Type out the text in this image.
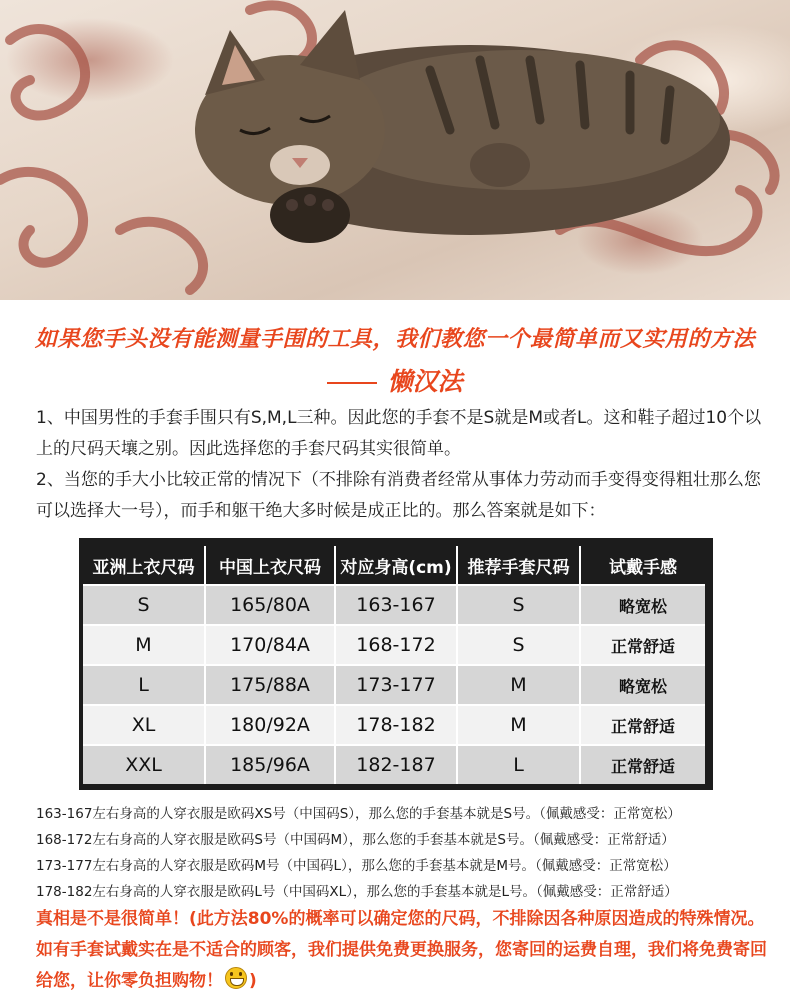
如果您手头没有能测量手围的工具，我们教您一个最简单而又实用的方法
懒汉法
1、中国男性的手套手围只有S,M,L三种。因此您的手套不是S就是M或者L。这和鞋子超过10个以上的尺码天壤之别。因此选择您的手套尺码其实很简单。
2、当您的手大小比较正常的情况下（不排除有消费者经常从事体力劳动而手变得变得粗壮那么您可以选择大一号），而手和躯干绝大多时候是成正比的。那么答案就是如下：
亚洲上衣尺码	中国上衣尺码	对应身高(cm)	推荐手套尺码	试戴手感
S	165/80A	163-167	S	略宽松
M	170/84A	168-172	S	正常舒适
L	175/88A	173-177	M	略宽松
XL	180/92A	178-182	M	正常舒适
XXL	185/96A	182-187	L	正常舒适
163-167左右身高的人穿衣服是欧码XS号（中国码S），那么您的手套基本就是S号。（佩戴感受：正常宽松）
168-172左右身高的人穿衣服是欧码S号（中国码M），那么您的手套基本就是S号。（佩戴感受：正常舒适）
173-177左右身高的人穿衣服是欧码M号（中国码L），那么您的手套基本就是M号。（佩戴感受：正常宽松）
178-182左右身高的人穿衣服是欧码L号（中国码XL），那么您的手套基本就是L号。（佩戴感受：正常舒适）
真相是不是很简单！(此方法80%的概率可以确定您的尺码，不排除因各种原因造成的特殊情况。如有手套试戴实在是不适合的顾客，我们提供免费更换服务，您寄回的运费自理，我们将免费寄回给您，让你零负担购物！ )
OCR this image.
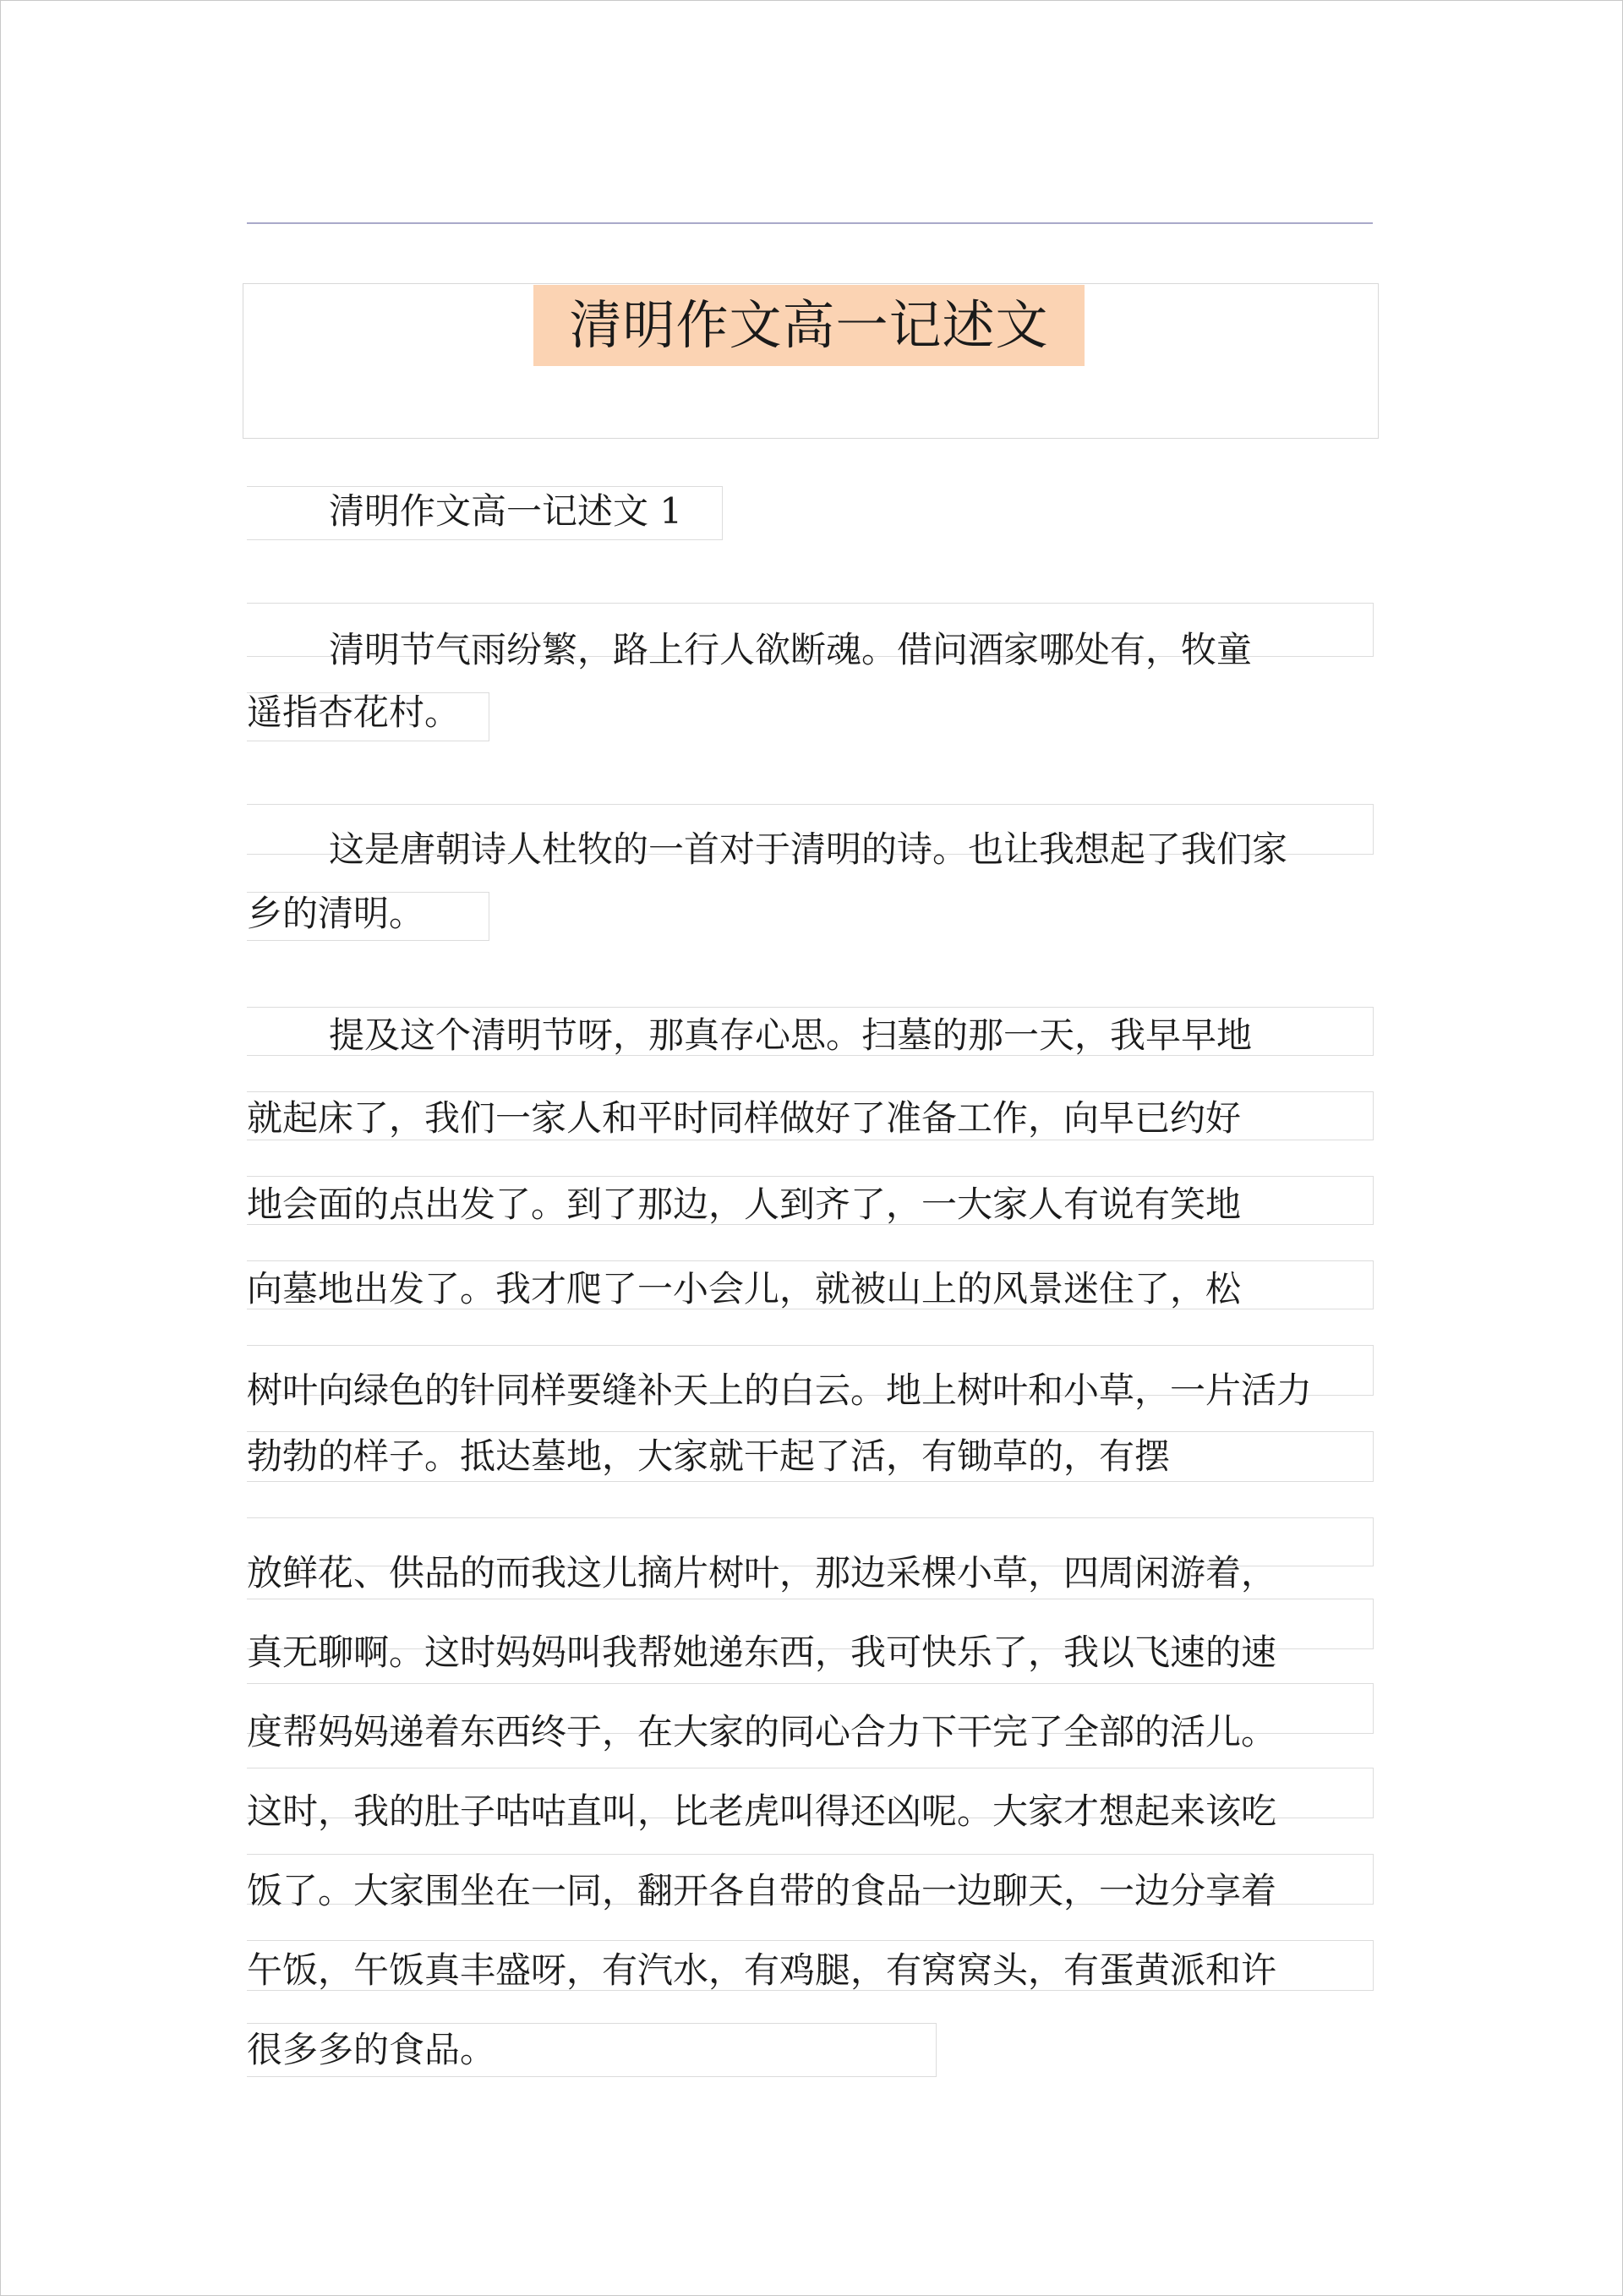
清明作文高一记述文
清明作文高一记述文 1
清明节气雨纷繁，路上行人欲断魂。借问酒家哪处有，牧童
遥指杏花村。
这是唐朝诗人杜牧的一首对于清明的诗。也让我想起了我们家
乡的清明。
提及这个清明节呀，那真存心思。扫墓的那一天，我早早地
就起床了，我们一家人和平时同样做好了准备工作，向早已约好
地会面的点出发了。到了那边，人到齐了，一大家人有说有笑地
向墓地出发了。我才爬了一小会儿，就被山上的风景迷住了，松
树叶向绿色的针同样要缝补天上的白云。地上树叶和小草，一片活力
勃勃的样子。抵达墓地，大家就干起了活，有锄草的，有摆
放鲜花、供品的而我这儿摘片树叶，那边采棵小草，四周闲游着，
真无聊啊。这时妈妈叫我帮她递东西，我可快乐了，我以飞速的速
度帮妈妈递着东西终于，在大家的同心合力下干完了全部的活儿。
这时，我的肚子咕咕直叫，比老虎叫得还凶呢。大家才想起来该吃
饭了。大家围坐在一同，翻开各自带的食品一边聊天，一边分享着
午饭，午饭真丰盛呀，有汽水，有鸡腿，有窝窝头，有蛋黄派和许
很多多的食品。
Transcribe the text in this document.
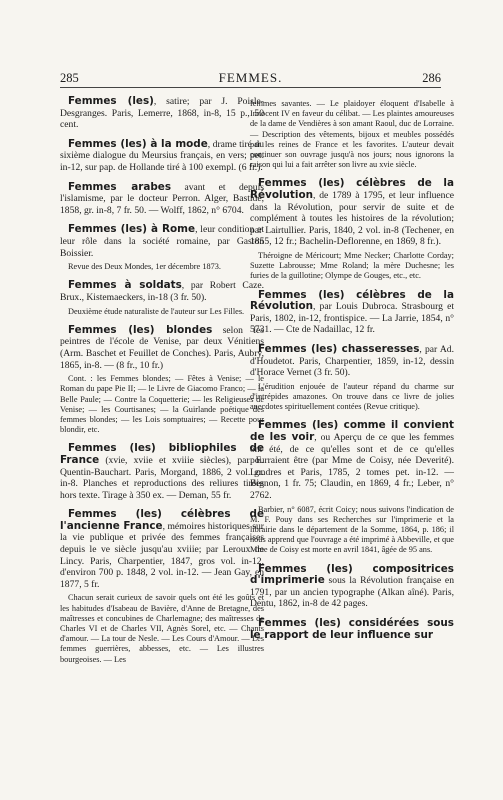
285	FEMMES.	286
Femmes (les), satire; par J. Poisle-Desgranges. Paris, Lemerre, 1868, in-8, 15 p., 50 cent.
Femmes (les) à la mode, drame tiré du sixième dialogue du Meursius français, en vers; pet. in-12, sur pap. de Hollande tiré à 100 exempl. (6 fr.).
Femmes arabes avant et depuis l'islamisme, par le docteur Perron. Alger, Bastide, 1858, gr. in-8, 7 fr. 50. — Wolff, 1862, n° 6704.
Femmes (les) à Rome, leur condition et leur rôle dans la société romaine, par Gaston Boissier.
Revue des Deux Mondes, 1er décembre 1873.
Femmes à soldats, par Robert Caze. Brux., Kistemaeckers, in-18 (3 fr. 50).
Deuxième étude naturaliste de l'auteur sur Les Filles.
Femmes (les) blondes selon les peintres de l'école de Venise, par deux Vénitiens (Arm. Baschet et Feuillet de Conches). Paris, Aubry, 1865, in-8. — (8 fr., 10 fr.)
Cont. : les Femmes blondes; — Fêtes à Venise; — le Roman du pape Pie II; — le Livre de Giacomo Franco; — la Belle Paule; — Contre la Coquetterie; — les Religieuses de Venise; — les Courtisanes; — la Guirlande poétique des femmes blondes; — les Lois somptuaires; — Recette pour blondir, etc.
Femmes (les) bibliophiles de France (xvie, xviie et xviiie siècles), par E. Quentin-Bauchart. Paris, Morgand, 1886, 2 vol. gr. in-8. Planches et reproductions des reliures tirées hors texte. Tirage à 350 ex. — Deman, 55 fr.
Femmes (les) célèbres de l'ancienne France, mémoires historiques sur la vie publique et privée des femmes françaises depuis le ve siècle jusqu'au xviiie; par Leroux de Lincy. Paris, Charpentier, 1847, gros vol. in-12, d'environ 700 p. 1848, 2 vol. in-12. — Jean Gay, en 1877, 5 fr.
Chacun serait curieux de savoir quels ont été les goûts et les habitudes d'Isabeau de Bavière, d'Anne de Bretagne, des maîtresses et concubines de Charlemagne; des maîtresses de Charles VI et de Charles VII, Agnès Sorel, etc. — Chants d'amour. — La tour de Nesle. — Les Cours d'Amour. — Les femmes guerrières, abbesses, etc. — Les illustres bourgeoises. — Les
femmes savantes. — Le plaidoyer éloquent d'Isabelle à Innocent IV en faveur du célibat. — Les plaintes amoureuses de la dame de Vendières à son amant Raoul, duc de Lorraine. — Description des vêtements, bijoux et meubles possédés par les reines de France et les favorites. L'auteur devait continuer son ouvrage jusqu'à nos jours; nous ignorons la raison qui lui a fait arrêter son livre au xvie siècle.
Femmes (les) célèbres de la Révolution, de 1789 à 1795, et leur influence dans la Révolution, pour servir de suite et de complément à toutes les histoires de la révolution; par Lairtullier. Paris, 1840, 2 vol. in-8 (Techener, en 1855, 12 fr.; Bachelin-Deflorenne, en 1869, 8 fr.).
Théroigne de Méricourt; Mme Necker; Charlotte Corday; Suzette Labrousse; Mme Roland; la mère Duchesne; les furies de la guillotine; Olympe de Gouges, etc., etc.
Femmes (les) célèbres de la Révolution, par Louis Dubroca. Strasbourg et Paris, 1802, in-12, frontispice. — La Jarrie, 1854, n° 5731. — Cte de Nadaillac, 12 fr.
Femmes (les) chasseresses, par Ad. d'Houdetot. Paris, Charpentier, 1859, in-12, dessin d'Horace Vernet (3 fr. 50).
L'érudition enjouée de l'auteur répand du charme sur d'intrépides amazones. On trouve dans ce livre de jolies anecdotes spirituellement contées (Revue critique).
Femmes (les) comme il convient de les voir, ou Aperçu de ce que les femmes ont été, de ce qu'elles sont et de ce qu'elles pourraient être (par Mme de Coisy, née Deverité). Londres et Paris, 1785, 2 tomes pet. in-12. — Bignon, 1 fr. 75; Claudin, en 1869, 4 fr.; Leber, n° 2762.
Barbier, n° 6087, écrit Coicy; nous suivons l'indication de M. F. Pouy dans ses Recherches sur l'imprimerie et la librairie dans le département de la Somme, 1864, p. 186; il nous apprend que l'ouvrage a été imprimé à Abbeville, et que Mme de Coisy est morte en avril 1841, âgée de 95 ans.
Femmes (les) compositrices d'imprimerie sous la Révolution française en 1791, par un ancien typographe (Alkan aîné). Paris, Dentu, 1862, in-8 de 42 pages.
Femmes (les) considérées sous le rapport de leur influence sur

+--

* **Problem requirements**:
Count all lines of the data that include "Charpentier". The answer is the number alone.

* **Output of the exercise**:
2